WRITTEN INSTRUCTION: Your task is to output the data exactly as it stands.

[Collected data]
━━━━━━━━━━━━━━━━
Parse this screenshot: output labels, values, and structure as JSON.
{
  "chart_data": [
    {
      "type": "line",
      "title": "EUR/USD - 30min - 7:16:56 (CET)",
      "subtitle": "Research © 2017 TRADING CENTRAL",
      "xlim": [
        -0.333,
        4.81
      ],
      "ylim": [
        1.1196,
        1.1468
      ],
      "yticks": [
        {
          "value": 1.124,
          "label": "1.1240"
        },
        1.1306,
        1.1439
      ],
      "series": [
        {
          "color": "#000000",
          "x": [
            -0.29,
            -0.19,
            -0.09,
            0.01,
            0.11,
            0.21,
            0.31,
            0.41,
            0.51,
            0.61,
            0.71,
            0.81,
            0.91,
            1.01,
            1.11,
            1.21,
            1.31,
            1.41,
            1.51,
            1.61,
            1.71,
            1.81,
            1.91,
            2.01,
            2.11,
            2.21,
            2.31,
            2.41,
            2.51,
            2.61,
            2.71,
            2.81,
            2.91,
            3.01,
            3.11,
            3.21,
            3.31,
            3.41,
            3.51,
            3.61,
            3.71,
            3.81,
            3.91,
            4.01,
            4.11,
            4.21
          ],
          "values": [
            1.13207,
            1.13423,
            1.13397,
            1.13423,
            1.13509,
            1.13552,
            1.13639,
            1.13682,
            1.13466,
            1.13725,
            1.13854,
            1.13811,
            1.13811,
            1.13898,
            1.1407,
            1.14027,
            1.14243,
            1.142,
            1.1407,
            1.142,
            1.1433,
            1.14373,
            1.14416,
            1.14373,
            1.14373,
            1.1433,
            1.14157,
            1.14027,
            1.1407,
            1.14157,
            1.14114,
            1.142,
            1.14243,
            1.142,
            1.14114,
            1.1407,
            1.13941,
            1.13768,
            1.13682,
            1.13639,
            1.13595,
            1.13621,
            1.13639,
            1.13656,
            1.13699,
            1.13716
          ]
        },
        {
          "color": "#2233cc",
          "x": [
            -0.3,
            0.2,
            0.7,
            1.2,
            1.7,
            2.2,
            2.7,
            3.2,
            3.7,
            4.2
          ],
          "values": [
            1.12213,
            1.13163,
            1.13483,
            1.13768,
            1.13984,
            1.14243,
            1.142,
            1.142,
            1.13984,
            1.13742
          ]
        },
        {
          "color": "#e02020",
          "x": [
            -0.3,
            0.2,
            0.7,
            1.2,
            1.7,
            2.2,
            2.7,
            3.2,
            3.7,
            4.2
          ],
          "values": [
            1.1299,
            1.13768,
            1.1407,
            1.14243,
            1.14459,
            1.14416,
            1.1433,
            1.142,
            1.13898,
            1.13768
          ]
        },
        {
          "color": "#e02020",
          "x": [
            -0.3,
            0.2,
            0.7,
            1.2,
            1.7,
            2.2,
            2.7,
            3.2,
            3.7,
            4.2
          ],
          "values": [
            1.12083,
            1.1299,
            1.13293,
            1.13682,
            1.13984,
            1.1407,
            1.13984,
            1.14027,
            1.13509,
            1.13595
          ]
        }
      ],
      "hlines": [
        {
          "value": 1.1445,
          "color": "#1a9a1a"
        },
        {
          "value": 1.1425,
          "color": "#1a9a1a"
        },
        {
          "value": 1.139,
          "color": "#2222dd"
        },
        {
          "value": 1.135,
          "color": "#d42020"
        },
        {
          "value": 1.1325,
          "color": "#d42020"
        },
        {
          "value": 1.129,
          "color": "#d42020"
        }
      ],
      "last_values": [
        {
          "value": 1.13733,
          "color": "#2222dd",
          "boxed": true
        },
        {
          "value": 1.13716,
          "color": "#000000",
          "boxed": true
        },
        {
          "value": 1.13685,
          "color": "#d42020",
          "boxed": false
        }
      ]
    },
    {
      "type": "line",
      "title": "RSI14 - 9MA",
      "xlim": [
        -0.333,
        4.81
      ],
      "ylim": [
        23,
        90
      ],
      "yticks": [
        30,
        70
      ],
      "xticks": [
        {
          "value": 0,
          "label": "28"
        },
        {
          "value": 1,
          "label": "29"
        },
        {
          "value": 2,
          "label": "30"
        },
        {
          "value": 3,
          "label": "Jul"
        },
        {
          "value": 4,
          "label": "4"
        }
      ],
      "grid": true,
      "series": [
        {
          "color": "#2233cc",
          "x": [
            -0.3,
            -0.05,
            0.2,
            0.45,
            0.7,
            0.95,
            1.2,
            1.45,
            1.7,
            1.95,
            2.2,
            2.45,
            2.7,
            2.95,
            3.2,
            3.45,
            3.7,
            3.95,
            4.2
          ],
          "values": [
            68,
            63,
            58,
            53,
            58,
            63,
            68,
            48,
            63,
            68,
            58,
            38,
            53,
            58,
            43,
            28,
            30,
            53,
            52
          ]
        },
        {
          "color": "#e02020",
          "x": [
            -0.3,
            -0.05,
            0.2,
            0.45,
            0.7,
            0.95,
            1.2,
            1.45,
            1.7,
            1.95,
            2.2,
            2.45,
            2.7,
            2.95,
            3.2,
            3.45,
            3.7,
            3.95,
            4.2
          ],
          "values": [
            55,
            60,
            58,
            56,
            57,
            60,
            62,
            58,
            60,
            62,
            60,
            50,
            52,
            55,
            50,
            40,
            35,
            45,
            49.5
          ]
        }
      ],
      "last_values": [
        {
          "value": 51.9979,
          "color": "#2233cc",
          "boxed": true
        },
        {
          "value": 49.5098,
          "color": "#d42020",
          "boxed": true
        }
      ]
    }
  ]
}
━━━━━━━━━━━━━━━━
ANSWER TO THIS TASK:
Parse this screenshot: output labels, values, and structure as JSON.
{
  "chart_data": [
    {
      "type": "line",
      "title": "EUR/USD - 30min - 7:16:56 (CET)",
      "subtitle": "Research © 2017 TRADING CENTRAL",
      "xlim": [
        -0.333,
        4.81
      ],
      "ylim": [
        1.1196,
        1.1468
      ],
      "yticks": [
        {
          "value": 1.124,
          "label": "1.1240"
        },
        1.1306,
        1.1439
      ],
      "series": [
        {
          "color": "#000000",
          "x": [
            -0.29,
            -0.19,
            -0.09,
            0.01,
            0.11,
            0.21,
            0.31,
            0.41,
            0.51,
            0.61,
            0.71,
            0.81,
            0.91,
            1.01,
            1.11,
            1.21,
            1.31,
            1.41,
            1.51,
            1.61,
            1.71,
            1.81,
            1.91,
            2.01,
            2.11,
            2.21,
            2.31,
            2.41,
            2.51,
            2.61,
            2.71,
            2.81,
            2.91,
            3.01,
            3.11,
            3.21,
            3.31,
            3.41,
            3.51,
            3.61,
            3.71,
            3.81,
            3.91,
            4.01,
            4.11,
            4.21
          ],
          "values": [
            1.13207,
            1.13423,
            1.13397,
            1.13423,
            1.13509,
            1.13552,
            1.13639,
            1.13682,
            1.13466,
            1.13725,
            1.13854,
            1.13811,
            1.13811,
            1.13898,
            1.1407,
            1.14027,
            1.14243,
            1.142,
            1.1407,
            1.142,
            1.1433,
            1.14373,
            1.14416,
            1.14373,
            1.14373,
            1.1433,
            1.14157,
            1.14027,
            1.1407,
            1.14157,
            1.14114,
            1.142,
            1.14243,
            1.142,
            1.14114,
            1.1407,
            1.13941,
            1.13768,
            1.13682,
            1.13639,
            1.13595,
            1.13621,
            1.13639,
            1.13656,
            1.13699,
            1.13716
          ]
        },
        {
          "color": "#2233cc",
          "x": [
            -0.3,
            0.2,
            0.7,
            1.2,
            1.7,
            2.2,
            2.7,
            3.2,
            3.7,
            4.2
          ],
          "values": [
            1.12213,
            1.13163,
            1.13483,
            1.13768,
            1.13984,
            1.14243,
            1.142,
            1.142,
            1.13984,
            1.13742
          ]
        },
        {
          "color": "#e02020",
          "x": [
            -0.3,
            0.2,
            0.7,
            1.2,
            1.7,
            2.2,
            2.7,
            3.2,
            3.7,
            4.2
          ],
          "values": [
            1.1299,
            1.13768,
            1.1407,
            1.14243,
            1.14459,
            1.14416,
            1.1433,
            1.142,
            1.13898,
            1.13768
          ]
        },
        {
          "color": "#e02020",
          "x": [
            -0.3,
            0.2,
            0.7,
            1.2,
            1.7,
            2.2,
            2.7,
            3.2,
            3.7,
            4.2
          ],
          "values": [
            1.12083,
            1.1299,
            1.13293,
            1.13682,
            1.13984,
            1.1407,
            1.13984,
            1.14027,
            1.13509,
            1.13595
          ]
        }
      ],
      "hlines": [
        {
          "value": 1.1445,
          "color": "#1a9a1a"
        },
        {
          "value": 1.1425,
          "color": "#1a9a1a"
        },
        {
          "value": 1.139,
          "color": "#2222dd"
        },
        {
          "value": 1.135,
          "color": "#d42020"
        },
        {
          "value": 1.1325,
          "color": "#d42020"
        },
        {
          "value": 1.129,
          "color": "#d42020"
        }
      ],
      "last_values": [
        {
          "value": 1.13733,
          "color": "#2222dd",
          "boxed": true
        },
        {
          "value": 1.13716,
          "color": "#000000",
          "boxed": true
        },
        {
          "value": 1.13685,
          "color": "#d42020",
          "boxed": false
        }
      ]
    },
    {
      "type": "line",
      "title": "RSI14 - 9MA",
      "xlim": [
        -0.333,
        4.81
      ],
      "ylim": [
        23,
        90
      ],
      "yticks": [
        30,
        70
      ],
      "xticks": [
        {
          "value": 0,
          "label": "28"
        },
        {
          "value": 1,
          "label": "29"
        },
        {
          "value": 2,
          "label": "30"
        },
        {
          "value": 3,
          "label": "Jul"
        },
        {
          "value": 4,
          "label": "4"
        }
      ],
      "grid": true,
      "series": [
        {
          "color": "#2233cc",
          "x": [
            -0.3,
            -0.05,
            0.2,
            0.45,
            0.7,
            0.95,
            1.2,
            1.45,
            1.7,
            1.95,
            2.2,
            2.45,
            2.7,
            2.95,
            3.2,
            3.45,
            3.7,
            3.95,
            4.2
          ],
          "values": [
            68,
            63,
            58,
            53,
            58,
            63,
            68,
            48,
            63,
            68,
            58,
            38,
            53,
            58,
            43,
            28,
            30,
            53,
            52
          ]
        },
        {
          "color": "#e02020",
          "x": [
            -0.3,
            -0.05,
            0.2,
            0.45,
            0.7,
            0.95,
            1.2,
            1.45,
            1.7,
            1.95,
            2.2,
            2.45,
            2.7,
            2.95,
            3.2,
            3.45,
            3.7,
            3.95,
            4.2
          ],
          "values": [
            55,
            60,
            58,
            56,
            57,
            60,
            62,
            58,
            60,
            62,
            60,
            50,
            52,
            55,
            50,
            40,
            35,
            45,
            49.5
          ]
        }
      ],
      "last_values": [
        {
          "value": 51.9979,
          "color": "#2233cc",
          "boxed": true
        },
        {
          "value": 49.5098,
          "color": "#d42020",
          "boxed": true
        }
      ]
    }
  ]
}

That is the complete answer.